» Exercise: Wherever the string "ylabel" appears, copy the whole line.

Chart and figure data
--------
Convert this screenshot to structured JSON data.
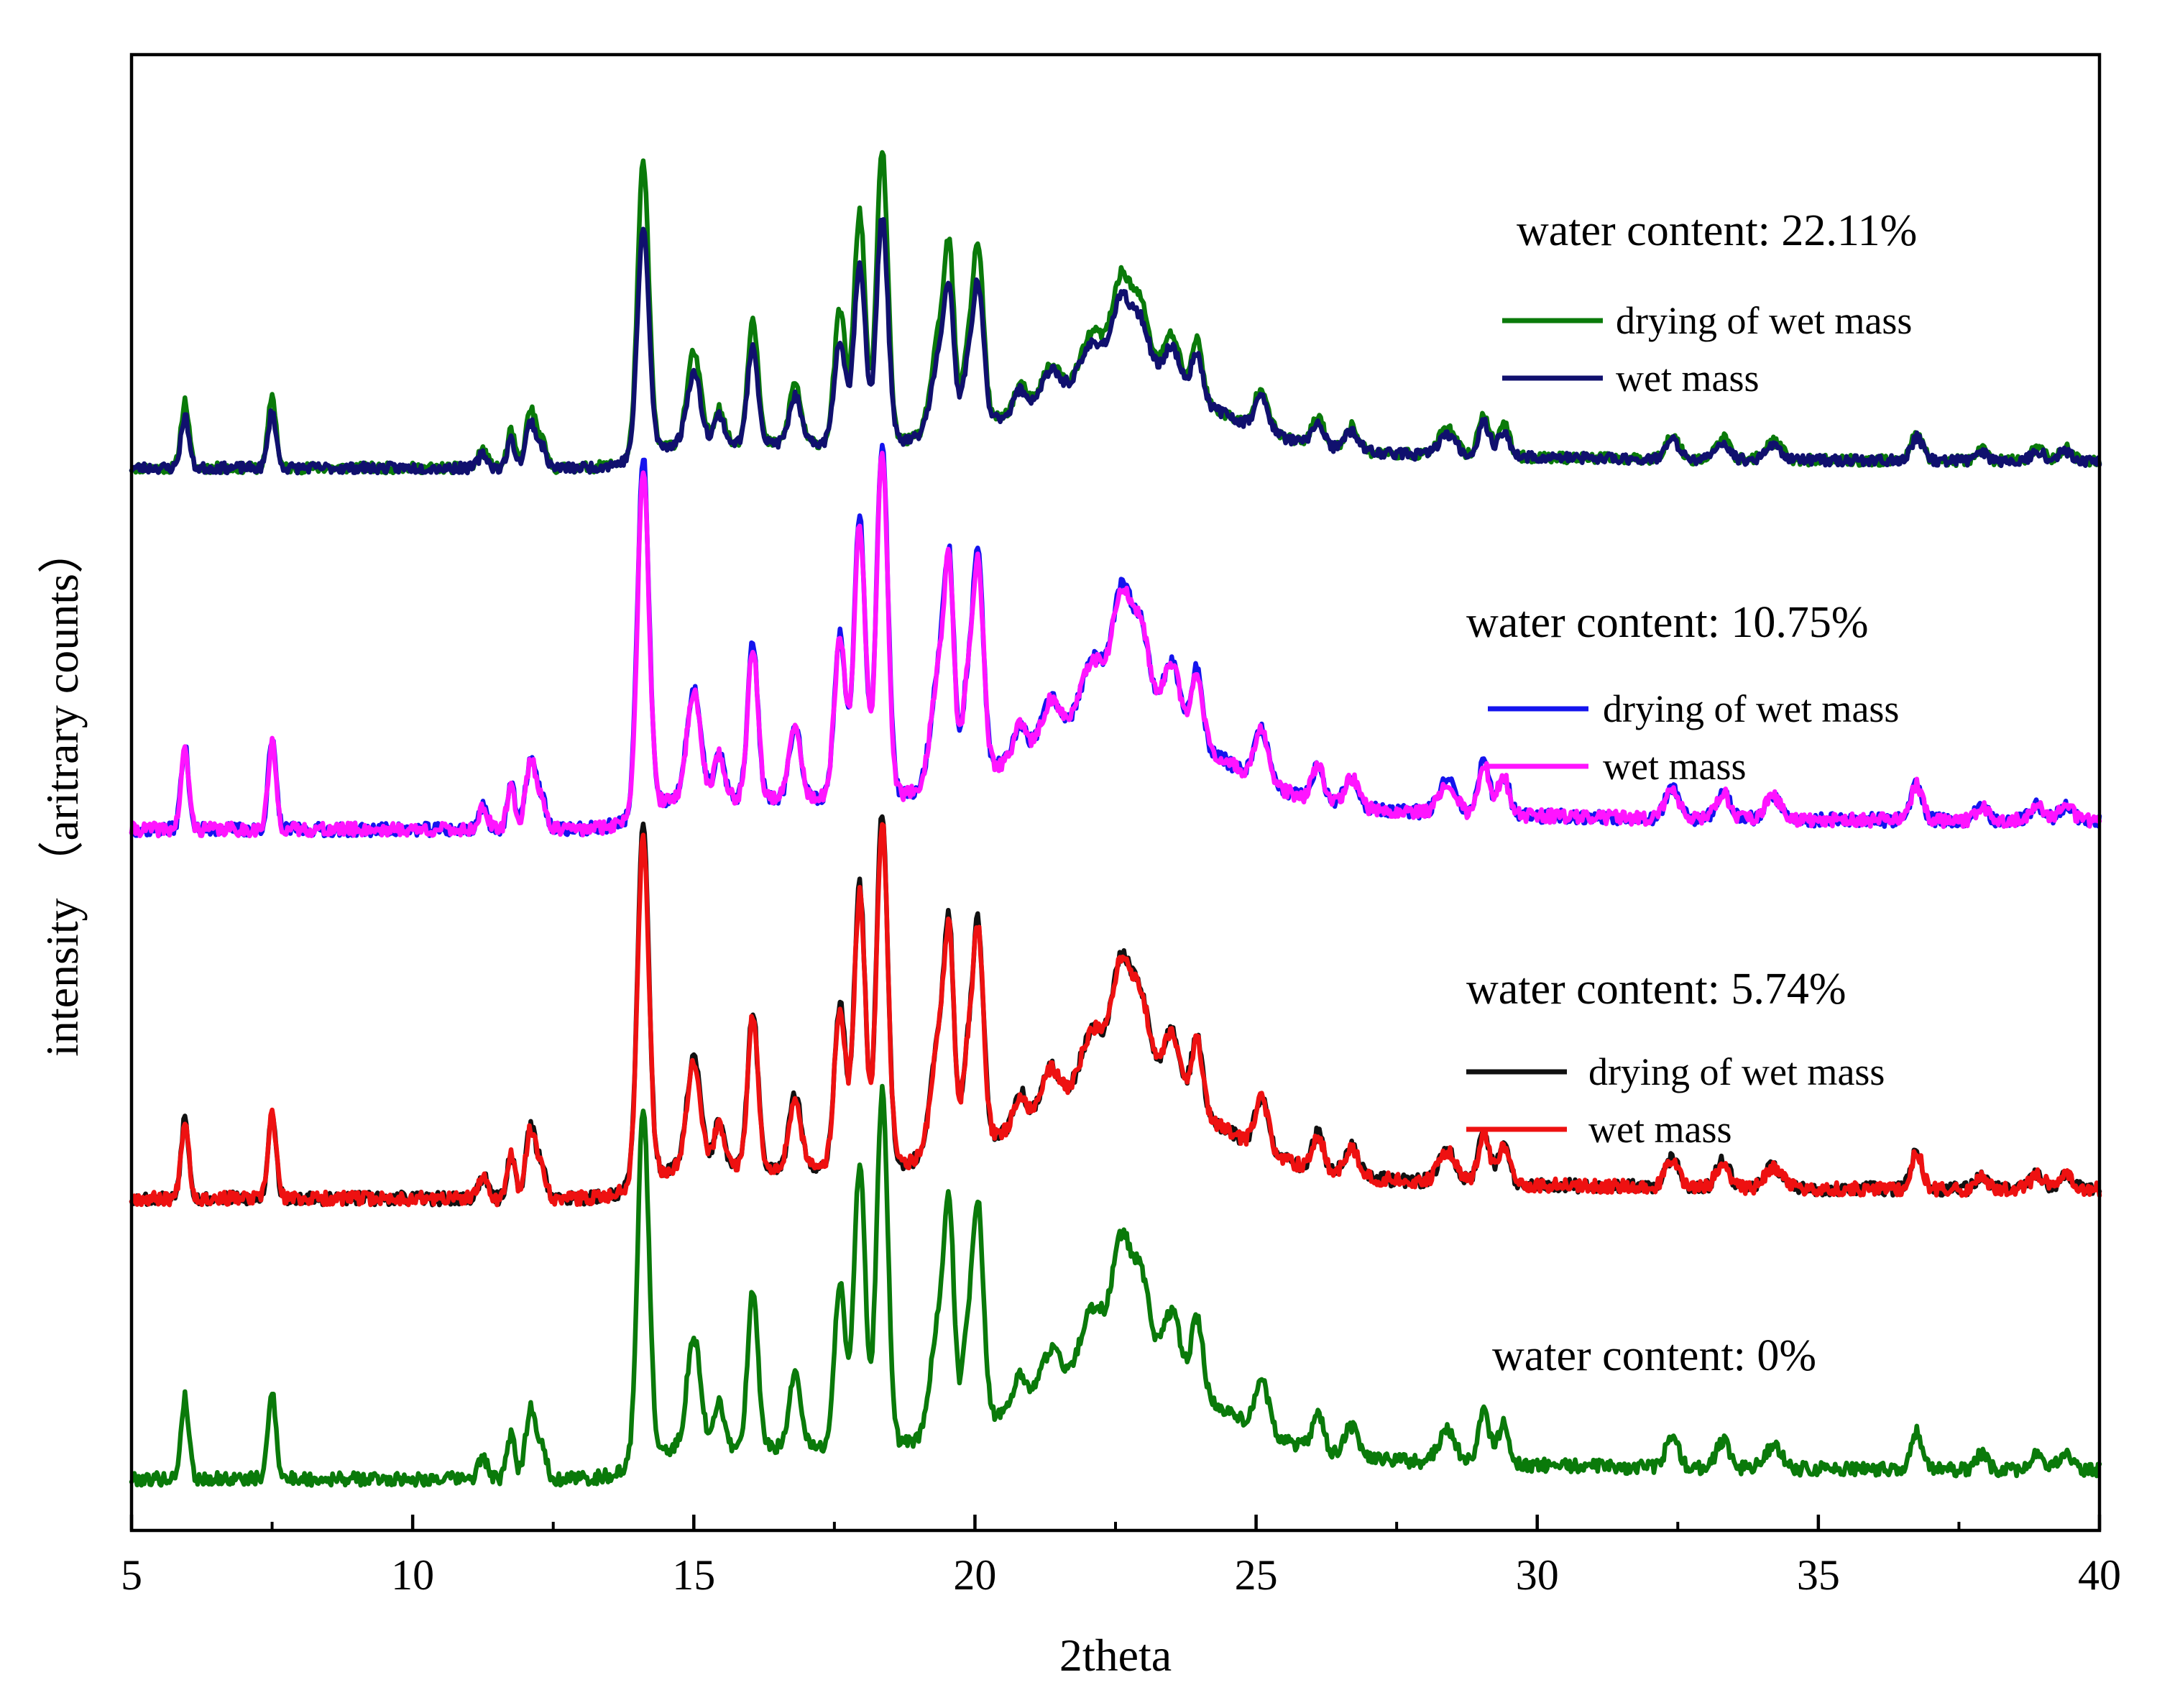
{
  "chart_data": {
    "type": "line",
    "xlabel": "2theta",
    "ylabel": "intensity  （aritrary counts）",
    "xlim": [
      5,
      40
    ],
    "ylim": [
      0,
      100
    ],
    "xticks": [
      5,
      10,
      15,
      20,
      25,
      30,
      35,
      40
    ],
    "xtick_labels": [
      "5",
      "10",
      "15",
      "20",
      "25",
      "30",
      "35",
      "40"
    ],
    "y_tick_labels_shown": false,
    "grid": false,
    "groups": [
      {
        "label": "water content: 22.11%",
        "offset": 72,
        "scale": 0.78,
        "series": [
          {
            "name": "drying of wet mass",
            "color": "#0a7a0a",
            "seed": 11,
            "peak_mult": 1.05
          },
          {
            "name": "wet mass",
            "color": "#10106e",
            "seed": 23,
            "peak_mult": 0.82
          }
        ]
      },
      {
        "label": "water content: 10.75%",
        "offset": 47.5,
        "scale": 1.0,
        "series": [
          {
            "name": "drying of wet mass",
            "color": "#1414ee",
            "seed": 37,
            "peak_mult": 1.0
          },
          {
            "name": "wet mass",
            "color": "#ff14ff",
            "seed": 41,
            "peak_mult": 0.97
          }
        ]
      },
      {
        "label": "water content: 5.74%",
        "offset": 22.5,
        "scale": 1.0,
        "series": [
          {
            "name": "drying of wet mass",
            "color": "#111111",
            "seed": 53,
            "peak_mult": 1.0
          },
          {
            "name": "wet mass",
            "color": "#ee1111",
            "seed": 67,
            "peak_mult": 0.97
          }
        ]
      },
      {
        "label": "water content: 0%",
        "offset": 3.5,
        "scale": 1.0,
        "series": [
          {
            "name": "",
            "color": "#0a7a0a",
            "seed": 79,
            "peak_mult": 1.0
          }
        ]
      }
    ],
    "peaks": [
      [
        5.95,
        5.5,
        0.07
      ],
      [
        7.5,
        6.0,
        0.07
      ],
      [
        11.25,
        1.5,
        0.08
      ],
      [
        11.75,
        3.0,
        0.07
      ],
      [
        12.1,
        4.8,
        0.09
      ],
      [
        12.3,
        2.0,
        0.08
      ],
      [
        14.1,
        24.0,
        0.1
      ],
      [
        15.0,
        7.5,
        0.12
      ],
      [
        15.45,
        3.0,
        0.09
      ],
      [
        16.05,
        10.5,
        0.09
      ],
      [
        16.8,
        5.0,
        0.1
      ],
      [
        17.6,
        11.0,
        0.1
      ],
      [
        17.95,
        19.0,
        0.1
      ],
      [
        18.35,
        24.0,
        0.1
      ],
      [
        19.4,
        9.0,
        0.16
      ],
      [
        19.55,
        10.0,
        0.08
      ],
      [
        19.85,
        5.0,
        0.08
      ],
      [
        20.05,
        15.0,
        0.1
      ],
      [
        20.8,
        2.0,
        0.1
      ],
      [
        21.35,
        2.5,
        0.15
      ],
      [
        22.1,
        4.0,
        0.2
      ],
      [
        22.6,
        8.0,
        0.16
      ],
      [
        22.95,
        6.0,
        0.16
      ],
      [
        23.5,
        4.5,
        0.15
      ],
      [
        23.95,
        5.0,
        0.1
      ],
      [
        25.1,
        3.5,
        0.12
      ],
      [
        26.1,
        2.5,
        0.1
      ],
      [
        26.7,
        2.0,
        0.12
      ],
      [
        28.4,
        2.2,
        0.15
      ],
      [
        29.05,
        3.5,
        0.1
      ],
      [
        29.4,
        2.7,
        0.1
      ],
      [
        32.4,
        2.0,
        0.12
      ],
      [
        33.3,
        1.8,
        0.12
      ],
      [
        34.2,
        1.5,
        0.15
      ],
      [
        36.75,
        2.5,
        0.1
      ],
      [
        37.9,
        1.0,
        0.1
      ],
      [
        38.9,
        1.0,
        0.12
      ],
      [
        39.4,
        1.0,
        0.12
      ]
    ],
    "hump": {
      "center": 22.6,
      "height": 6.0,
      "width": 1.6
    }
  }
}
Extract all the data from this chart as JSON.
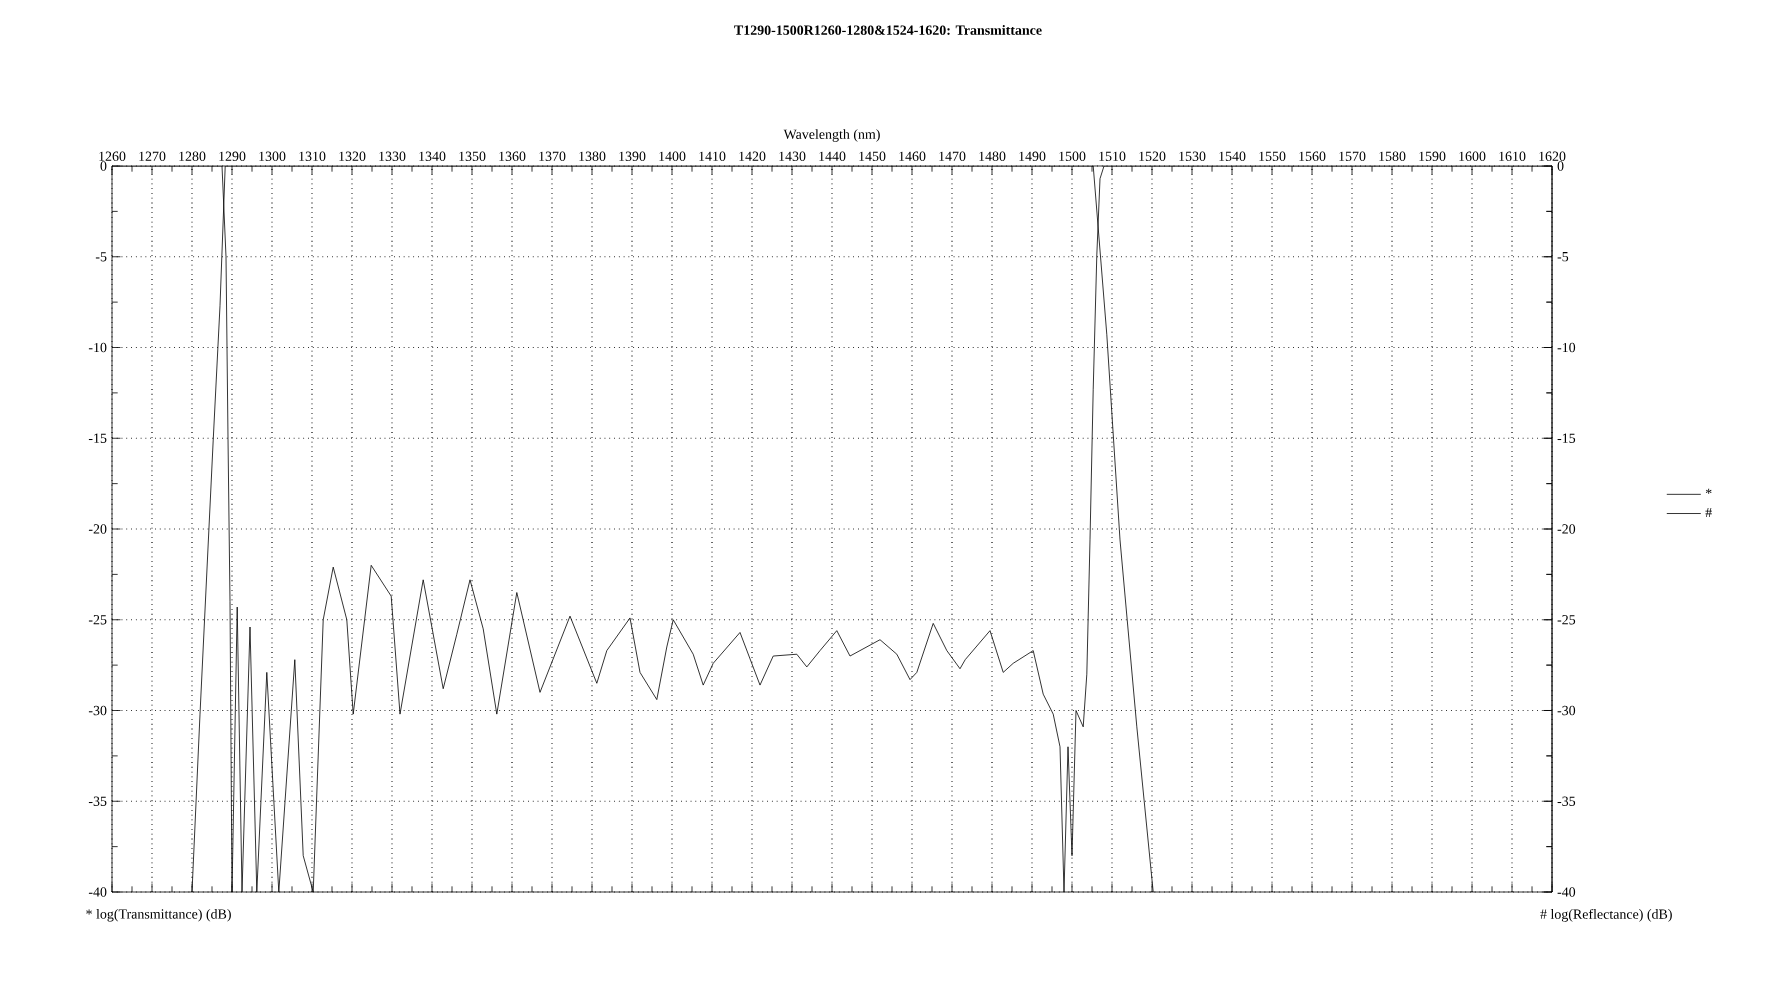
{
  "chart_data": {
    "type": "line",
    "title": "T1290-1500R1260-1280&1524-1620: Transmittance",
    "xlabel": "Wavelength (nm)",
    "ylabel": "* log(Transmittance) (dB)",
    "y2label": "# log(Reflectance) (dB)",
    "xlim": [
      1260,
      1620
    ],
    "xticks": [
      1260,
      1270,
      1280,
      1290,
      1300,
      1310,
      1320,
      1330,
      1340,
      1350,
      1360,
      1370,
      1380,
      1390,
      1400,
      1410,
      1420,
      1430,
      1440,
      1450,
      1460,
      1470,
      1480,
      1490,
      1500,
      1510,
      1520,
      1530,
      1540,
      1550,
      1560,
      1570,
      1580,
      1590,
      1600,
      1610,
      1620
    ],
    "ylim": [
      -40,
      0
    ],
    "yticks": [
      0,
      -5,
      -10,
      -15,
      -20,
      -25,
      -30,
      -35,
      -40
    ],
    "y2lim": [
      -40,
      0
    ],
    "y2ticks": [
      0,
      -5,
      -10,
      -15,
      -20,
      -25,
      -30,
      -35,
      -40
    ],
    "grid": true,
    "legend": "right",
    "marker": "none",
    "line_style": "solid",
    "series": [
      {
        "name": "*",
        "color": "#000000",
        "x": [
          1280,
          1282,
          1285.3,
          1287,
          1288.3,
          1505.3,
          1508.7,
          1512,
          1516.2,
          1520.3
        ],
        "values": [
          -40,
          -30.2,
          -15.1,
          -7.7,
          0,
          0,
          -9.3,
          -20.6,
          -30.9,
          -40
        ]
      },
      {
        "name": "#",
        "color": "#000000",
        "axis": "y2",
        "x": [
          1260,
          1287.5,
          1288.5,
          1289,
          1289.5,
          1290,
          1291.3,
          1292.5,
          1294.5,
          1296.2,
          1298.7,
          1301.7,
          1305.7,
          1307.8,
          1310.3,
          1312.8,
          1315.3,
          1318.7,
          1320.3,
          1324.8,
          1329.8,
          1332,
          1337.8,
          1342.8,
          1346.2,
          1349.5,
          1352.8,
          1356.2,
          1361.2,
          1367,
          1374.5,
          1381.2,
          1383.7,
          1389.5,
          1392,
          1396.2,
          1398.7,
          1400.3,
          1405.3,
          1407.8,
          1410.3,
          1417,
          1422,
          1425.3,
          1431.2,
          1433.7,
          1437,
          1441.2,
          1444.5,
          1452,
          1456.2,
          1459.5,
          1461.2,
          1465.3,
          1468.7,
          1472,
          1473.3,
          1479.5,
          1482.8,
          1485.3,
          1490.3,
          1492.8,
          1495.3,
          1497,
          1498,
          1499,
          1500,
          1501,
          1502.8,
          1503.7,
          1504.5,
          1505.3,
          1506.2,
          1507,
          1508,
          1620
        ],
        "values": [
          0,
          0,
          -5,
          -15,
          -24,
          -40,
          -24.3,
          -40,
          -25.4,
          -40,
          -27.9,
          -40,
          -27.2,
          -38,
          -40,
          -25,
          -22.1,
          -25,
          -30.2,
          -22,
          -23.7,
          -30.2,
          -22.8,
          -28.8,
          -25.8,
          -22.8,
          -25.5,
          -30.2,
          -23.5,
          -29,
          -24.8,
          -28.5,
          -26.7,
          -24.9,
          -27.9,
          -29.4,
          -26.5,
          -25,
          -26.9,
          -28.6,
          -27.4,
          -25.7,
          -28.6,
          -27,
          -26.9,
          -27.6,
          -26.7,
          -25.6,
          -27,
          -26.1,
          -26.9,
          -28.3,
          -27.9,
          -25.2,
          -26.7,
          -27.7,
          -27.2,
          -25.6,
          -27.9,
          -27.4,
          -26.7,
          -29.1,
          -30.2,
          -32,
          -40,
          -32,
          -38,
          -30,
          -30.9,
          -28,
          -20.6,
          -12.3,
          -4.9,
          -0.7,
          0,
          0
        ]
      }
    ]
  }
}
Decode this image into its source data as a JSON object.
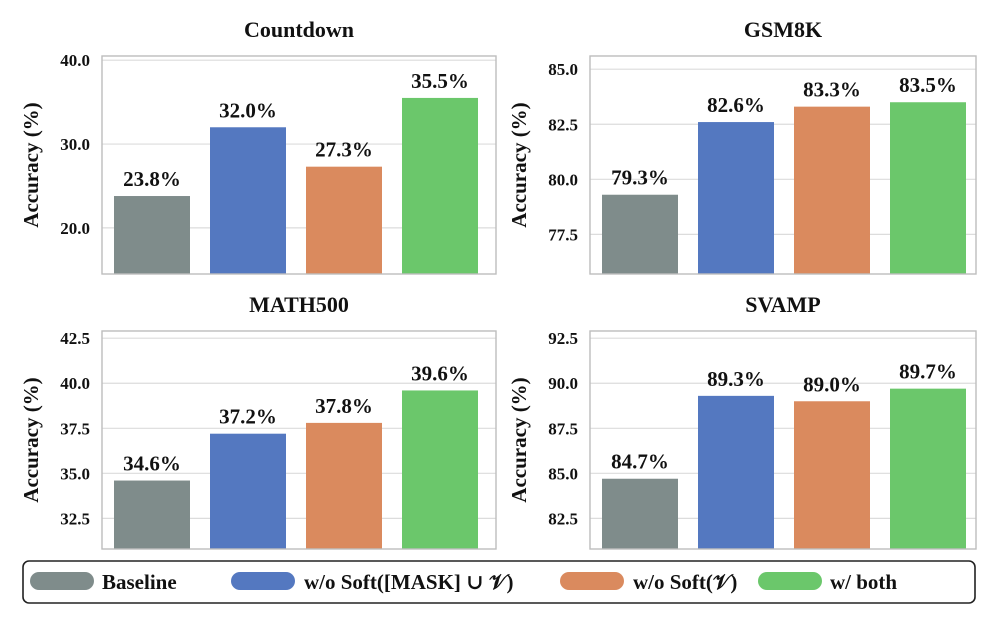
--------
» Expected answer:
    "ylabel": "intensity  （aritrary counts）",
    "ylabel": "* log(Transmittance) (dB)",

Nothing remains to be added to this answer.